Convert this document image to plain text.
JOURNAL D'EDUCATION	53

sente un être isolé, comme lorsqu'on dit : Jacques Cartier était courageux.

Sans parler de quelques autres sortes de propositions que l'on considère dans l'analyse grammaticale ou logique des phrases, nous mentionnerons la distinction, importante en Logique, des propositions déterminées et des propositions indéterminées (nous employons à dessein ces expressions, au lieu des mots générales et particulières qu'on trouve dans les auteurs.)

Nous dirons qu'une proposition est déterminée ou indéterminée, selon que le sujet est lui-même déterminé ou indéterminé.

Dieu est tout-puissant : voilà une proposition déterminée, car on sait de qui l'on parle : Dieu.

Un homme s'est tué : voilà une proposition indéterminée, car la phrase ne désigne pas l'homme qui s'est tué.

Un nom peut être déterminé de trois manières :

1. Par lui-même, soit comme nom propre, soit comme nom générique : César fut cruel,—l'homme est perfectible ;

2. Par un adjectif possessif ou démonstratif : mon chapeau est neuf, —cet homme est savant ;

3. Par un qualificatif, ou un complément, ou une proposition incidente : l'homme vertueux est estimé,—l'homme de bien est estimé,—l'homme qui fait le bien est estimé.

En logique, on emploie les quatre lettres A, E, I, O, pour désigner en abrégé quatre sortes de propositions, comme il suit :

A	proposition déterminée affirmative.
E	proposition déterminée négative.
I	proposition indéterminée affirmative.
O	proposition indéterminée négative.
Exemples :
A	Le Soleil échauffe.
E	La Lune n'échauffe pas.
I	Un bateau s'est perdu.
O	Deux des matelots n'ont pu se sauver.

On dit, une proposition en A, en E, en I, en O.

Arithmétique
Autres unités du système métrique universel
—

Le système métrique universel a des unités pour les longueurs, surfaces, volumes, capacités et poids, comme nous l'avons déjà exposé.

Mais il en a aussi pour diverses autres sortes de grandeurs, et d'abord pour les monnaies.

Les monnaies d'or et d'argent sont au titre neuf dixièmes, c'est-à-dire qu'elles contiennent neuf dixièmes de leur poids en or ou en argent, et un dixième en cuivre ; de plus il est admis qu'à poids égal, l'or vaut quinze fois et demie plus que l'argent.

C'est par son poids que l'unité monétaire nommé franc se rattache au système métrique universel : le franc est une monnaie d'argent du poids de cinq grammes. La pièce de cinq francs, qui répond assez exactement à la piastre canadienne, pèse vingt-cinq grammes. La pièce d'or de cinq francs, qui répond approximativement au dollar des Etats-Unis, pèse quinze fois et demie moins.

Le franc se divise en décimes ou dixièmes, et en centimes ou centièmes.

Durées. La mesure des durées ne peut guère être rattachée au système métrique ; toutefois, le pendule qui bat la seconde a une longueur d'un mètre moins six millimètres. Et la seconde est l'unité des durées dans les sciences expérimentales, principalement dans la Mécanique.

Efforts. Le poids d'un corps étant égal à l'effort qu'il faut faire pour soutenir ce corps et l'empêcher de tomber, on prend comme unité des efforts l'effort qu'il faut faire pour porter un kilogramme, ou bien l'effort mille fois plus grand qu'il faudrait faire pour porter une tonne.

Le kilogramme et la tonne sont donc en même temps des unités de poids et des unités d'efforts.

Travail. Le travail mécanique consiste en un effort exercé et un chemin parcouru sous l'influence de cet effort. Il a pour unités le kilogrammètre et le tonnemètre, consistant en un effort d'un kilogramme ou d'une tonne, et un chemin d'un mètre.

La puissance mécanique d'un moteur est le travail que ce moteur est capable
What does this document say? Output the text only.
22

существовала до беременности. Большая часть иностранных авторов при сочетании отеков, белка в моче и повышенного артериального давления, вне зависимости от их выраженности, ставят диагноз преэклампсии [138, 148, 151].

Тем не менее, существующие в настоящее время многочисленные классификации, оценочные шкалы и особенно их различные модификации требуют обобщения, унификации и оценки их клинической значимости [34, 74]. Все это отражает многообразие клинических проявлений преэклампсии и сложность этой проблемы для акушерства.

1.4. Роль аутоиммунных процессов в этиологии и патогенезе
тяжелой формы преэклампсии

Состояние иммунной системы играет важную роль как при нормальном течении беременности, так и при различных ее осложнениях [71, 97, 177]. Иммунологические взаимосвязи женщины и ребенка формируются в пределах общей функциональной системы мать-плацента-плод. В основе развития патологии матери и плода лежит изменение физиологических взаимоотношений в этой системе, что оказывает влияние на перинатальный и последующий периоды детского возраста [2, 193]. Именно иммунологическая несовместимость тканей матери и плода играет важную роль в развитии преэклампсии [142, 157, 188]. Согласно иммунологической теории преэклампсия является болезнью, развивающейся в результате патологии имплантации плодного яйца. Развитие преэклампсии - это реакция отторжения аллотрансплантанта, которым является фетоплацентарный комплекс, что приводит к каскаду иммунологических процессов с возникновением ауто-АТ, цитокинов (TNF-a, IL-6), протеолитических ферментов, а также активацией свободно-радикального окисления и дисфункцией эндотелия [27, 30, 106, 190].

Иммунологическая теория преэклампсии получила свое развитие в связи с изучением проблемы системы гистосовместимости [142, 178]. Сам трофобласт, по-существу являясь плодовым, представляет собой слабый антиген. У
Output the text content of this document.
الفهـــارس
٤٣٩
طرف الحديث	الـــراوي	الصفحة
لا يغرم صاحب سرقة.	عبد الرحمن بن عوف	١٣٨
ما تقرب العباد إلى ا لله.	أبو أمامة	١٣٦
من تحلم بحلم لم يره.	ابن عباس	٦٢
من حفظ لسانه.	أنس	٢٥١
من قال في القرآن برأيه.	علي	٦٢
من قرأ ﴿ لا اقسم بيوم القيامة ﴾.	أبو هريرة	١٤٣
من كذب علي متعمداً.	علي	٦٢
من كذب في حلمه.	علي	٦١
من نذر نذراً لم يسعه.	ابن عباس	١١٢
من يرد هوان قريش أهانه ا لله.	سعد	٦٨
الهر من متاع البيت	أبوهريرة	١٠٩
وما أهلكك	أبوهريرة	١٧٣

TASK DETAILS
Extract, from the listing above, every line where the string "plus" occurs.

FINISHED ANSWER
Les monnaies d'or et d'argent sont au titre neuf dixièmes, c'est-à-dire qu'elles contiennent neuf dixièmes de leur poids en or ou en argent, et un dixième en cuivre ; de plus il est admis qu'à poids égal, l'or vaut quinze fois et demie plus que l'argent.
Efforts. Le poids d'un corps étant égal à l'effort qu'il faut faire pour soutenir ce corps et l'empêcher de tomber, on prend comme unité des efforts l'effort qu'il faut faire pour porter un kilogramme, ou bien l'effort mille fois plus grand qu'il faudrait faire pour porter une tonne.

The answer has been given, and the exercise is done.